§ **EXTRACT TO READ**:

Families Deserve Better: Standing Together Through Queensland’s Ban

Thrive & Flourish

Families across Queensland are again carrying the weight of uncertainty. The Supreme Court’s decision brought hope — but a new government directive has kept gender-affirming care out of reach for many young people.

Here’s what families and allies need to know, and how we’re standing together through it.

What You Need to Know

1. The Court ruled the original ban was unlawful.

On 28 October 2025, the Queensland Supreme Court found that the previous health directive banning puberty blockers and hormone therapy for trans young people was made without proper consultation and would also have failed on other legal grounds.

2. The Government reinstated the ban the next day.

Just hours later, the Queensland Government issued a new Ministerial Direction (QH-MD-002) that continues to block patients under 18 who had already started hormone treatment and those who were waiting to start it, in public health services.

3. Services remain closed while the Vine Review continues.

Public gender services in Queensland remain closed to new trans young people and those already on the waiting list — leaving 491 young people without access to gender-affirming care.

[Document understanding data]
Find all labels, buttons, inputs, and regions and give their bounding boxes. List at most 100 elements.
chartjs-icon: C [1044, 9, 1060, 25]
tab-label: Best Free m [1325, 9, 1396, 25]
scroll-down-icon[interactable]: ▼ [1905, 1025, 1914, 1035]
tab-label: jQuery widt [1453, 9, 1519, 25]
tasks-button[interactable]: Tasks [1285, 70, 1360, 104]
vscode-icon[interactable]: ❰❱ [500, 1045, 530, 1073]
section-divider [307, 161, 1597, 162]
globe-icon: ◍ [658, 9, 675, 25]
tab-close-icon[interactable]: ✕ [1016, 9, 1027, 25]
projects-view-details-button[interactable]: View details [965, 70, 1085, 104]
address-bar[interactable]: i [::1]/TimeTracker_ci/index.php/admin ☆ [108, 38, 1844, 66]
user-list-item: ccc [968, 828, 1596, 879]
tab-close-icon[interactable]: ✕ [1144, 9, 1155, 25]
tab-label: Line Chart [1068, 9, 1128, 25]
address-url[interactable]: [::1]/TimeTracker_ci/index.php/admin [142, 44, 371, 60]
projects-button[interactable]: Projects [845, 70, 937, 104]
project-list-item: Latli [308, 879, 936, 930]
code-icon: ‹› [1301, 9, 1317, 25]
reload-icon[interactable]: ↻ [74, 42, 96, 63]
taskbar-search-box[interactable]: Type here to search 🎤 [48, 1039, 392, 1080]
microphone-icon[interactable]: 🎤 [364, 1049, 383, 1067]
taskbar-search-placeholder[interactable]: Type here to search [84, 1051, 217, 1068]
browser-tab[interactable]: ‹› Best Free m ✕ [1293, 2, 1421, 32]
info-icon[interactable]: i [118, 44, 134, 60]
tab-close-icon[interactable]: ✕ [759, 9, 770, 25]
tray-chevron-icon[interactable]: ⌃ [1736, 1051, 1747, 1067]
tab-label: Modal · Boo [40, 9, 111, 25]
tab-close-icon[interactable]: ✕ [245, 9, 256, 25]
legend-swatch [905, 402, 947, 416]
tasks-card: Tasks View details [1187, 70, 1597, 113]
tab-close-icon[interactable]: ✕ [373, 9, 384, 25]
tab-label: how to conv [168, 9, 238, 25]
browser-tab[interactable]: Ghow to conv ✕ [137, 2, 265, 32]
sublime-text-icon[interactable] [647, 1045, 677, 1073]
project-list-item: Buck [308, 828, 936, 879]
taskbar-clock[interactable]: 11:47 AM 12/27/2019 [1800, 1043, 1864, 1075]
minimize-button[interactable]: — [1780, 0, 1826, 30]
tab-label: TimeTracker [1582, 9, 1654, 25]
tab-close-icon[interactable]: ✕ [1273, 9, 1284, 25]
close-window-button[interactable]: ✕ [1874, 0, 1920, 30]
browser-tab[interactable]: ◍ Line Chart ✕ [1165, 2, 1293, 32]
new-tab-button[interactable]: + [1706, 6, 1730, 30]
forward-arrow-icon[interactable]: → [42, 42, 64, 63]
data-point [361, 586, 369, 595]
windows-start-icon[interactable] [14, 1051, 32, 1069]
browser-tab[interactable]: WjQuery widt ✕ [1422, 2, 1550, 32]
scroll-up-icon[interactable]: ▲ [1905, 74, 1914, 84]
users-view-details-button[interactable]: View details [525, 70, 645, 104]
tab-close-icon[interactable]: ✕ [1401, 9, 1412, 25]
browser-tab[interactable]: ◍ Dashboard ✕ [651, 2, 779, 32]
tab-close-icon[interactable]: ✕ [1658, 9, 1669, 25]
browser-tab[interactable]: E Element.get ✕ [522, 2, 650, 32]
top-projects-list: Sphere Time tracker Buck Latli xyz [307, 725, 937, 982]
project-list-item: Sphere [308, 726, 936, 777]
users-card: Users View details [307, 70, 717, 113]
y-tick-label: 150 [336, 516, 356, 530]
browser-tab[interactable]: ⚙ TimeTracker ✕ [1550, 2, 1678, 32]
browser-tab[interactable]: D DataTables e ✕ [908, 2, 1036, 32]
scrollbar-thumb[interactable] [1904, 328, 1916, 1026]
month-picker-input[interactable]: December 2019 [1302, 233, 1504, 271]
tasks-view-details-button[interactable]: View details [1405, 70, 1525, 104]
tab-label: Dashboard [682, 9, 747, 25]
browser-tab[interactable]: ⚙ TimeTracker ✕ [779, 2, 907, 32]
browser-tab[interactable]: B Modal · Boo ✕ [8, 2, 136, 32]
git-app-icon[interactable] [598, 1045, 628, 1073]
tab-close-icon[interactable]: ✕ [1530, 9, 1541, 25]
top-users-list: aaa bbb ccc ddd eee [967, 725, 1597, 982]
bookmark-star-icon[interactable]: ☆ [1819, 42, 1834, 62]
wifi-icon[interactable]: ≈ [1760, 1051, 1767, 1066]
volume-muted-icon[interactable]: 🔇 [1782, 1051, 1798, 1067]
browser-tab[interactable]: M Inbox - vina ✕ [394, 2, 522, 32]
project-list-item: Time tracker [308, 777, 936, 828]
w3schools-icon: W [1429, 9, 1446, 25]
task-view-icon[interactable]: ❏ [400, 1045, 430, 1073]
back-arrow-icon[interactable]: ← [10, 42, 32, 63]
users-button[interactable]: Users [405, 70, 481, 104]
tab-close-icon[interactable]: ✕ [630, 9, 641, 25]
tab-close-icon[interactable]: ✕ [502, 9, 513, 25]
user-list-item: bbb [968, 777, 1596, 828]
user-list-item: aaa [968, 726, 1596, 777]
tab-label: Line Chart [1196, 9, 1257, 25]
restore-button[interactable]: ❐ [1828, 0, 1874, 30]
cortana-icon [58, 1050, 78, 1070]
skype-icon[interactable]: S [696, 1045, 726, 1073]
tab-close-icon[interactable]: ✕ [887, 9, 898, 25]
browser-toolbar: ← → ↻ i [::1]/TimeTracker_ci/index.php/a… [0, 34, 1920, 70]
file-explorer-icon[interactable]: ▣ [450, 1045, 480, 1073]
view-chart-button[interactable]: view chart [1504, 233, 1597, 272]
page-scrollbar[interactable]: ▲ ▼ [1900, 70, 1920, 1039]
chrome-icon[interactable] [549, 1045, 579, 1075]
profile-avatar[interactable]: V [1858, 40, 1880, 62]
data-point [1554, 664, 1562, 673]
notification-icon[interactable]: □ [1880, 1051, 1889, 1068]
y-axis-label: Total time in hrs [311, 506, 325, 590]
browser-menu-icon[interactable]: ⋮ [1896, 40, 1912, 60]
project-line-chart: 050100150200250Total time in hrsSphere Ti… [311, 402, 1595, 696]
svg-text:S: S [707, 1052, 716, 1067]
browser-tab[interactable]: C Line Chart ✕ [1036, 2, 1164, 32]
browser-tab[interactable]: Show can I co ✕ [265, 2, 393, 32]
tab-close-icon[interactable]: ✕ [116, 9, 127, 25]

§ **REQUIRED ACTION 1**:
Using the article on Queensland's gender-affirming care ban, answer each question:
(a) On what date did the Queensland Supreme Court rule on the original health directive?
(b) What code identifies the new Ministerial Direction?
(c) How many young people are left without access to gender-affirming care?
§ **REQUIRED ACTION 2**: Carry on the article about Queensland's gender-affirming care ban, starting after its final sentence.

§ **ANSWER 1**:
(a) 28 October 2025
(b) QH-MD-002
(c) 491

§ **ANSWER 2**:
These services will stay paused until after the Queensland Government receives and responds to the findings of the Vine Review, which is due to be handed to government on 30 November 2025. The Review’s scope and approach have been widely criticised by experts and community advocates for overlooking lived experience and established clinical evidence.

Project 491 has been established to create interim pathways for affected Queensland families — more information is available via AUSPATH’s website.

4. Families and advocates are taking action together.

Organisations including Transcend Australia, Equality Australia, LGBTI Legal, QTrans, Trans Justice Project, Open Doors Youth Service, LGBTIQ+ Health Australia, AusPATH, Queensland Council for LGBTI Health and many others are working collaboratively — through legal action, advocacy, and peer-support initiatives — to restore access to evidence-based care and keep families connected.

5. We have a petition!

Help us show that it’s not in the public interest for any government to interfere in the healthcare decisions that should be left to young people, their families, and medical professionals. Sign our joint petition.

6. You are not alone.

These decisions have caused enormous distress for young people and their families. If you need support, please contact our Family Support Team transcend.org.au/contact

Read the Queensland Gender-Affirming Care Update fact sheet (31 October 2025)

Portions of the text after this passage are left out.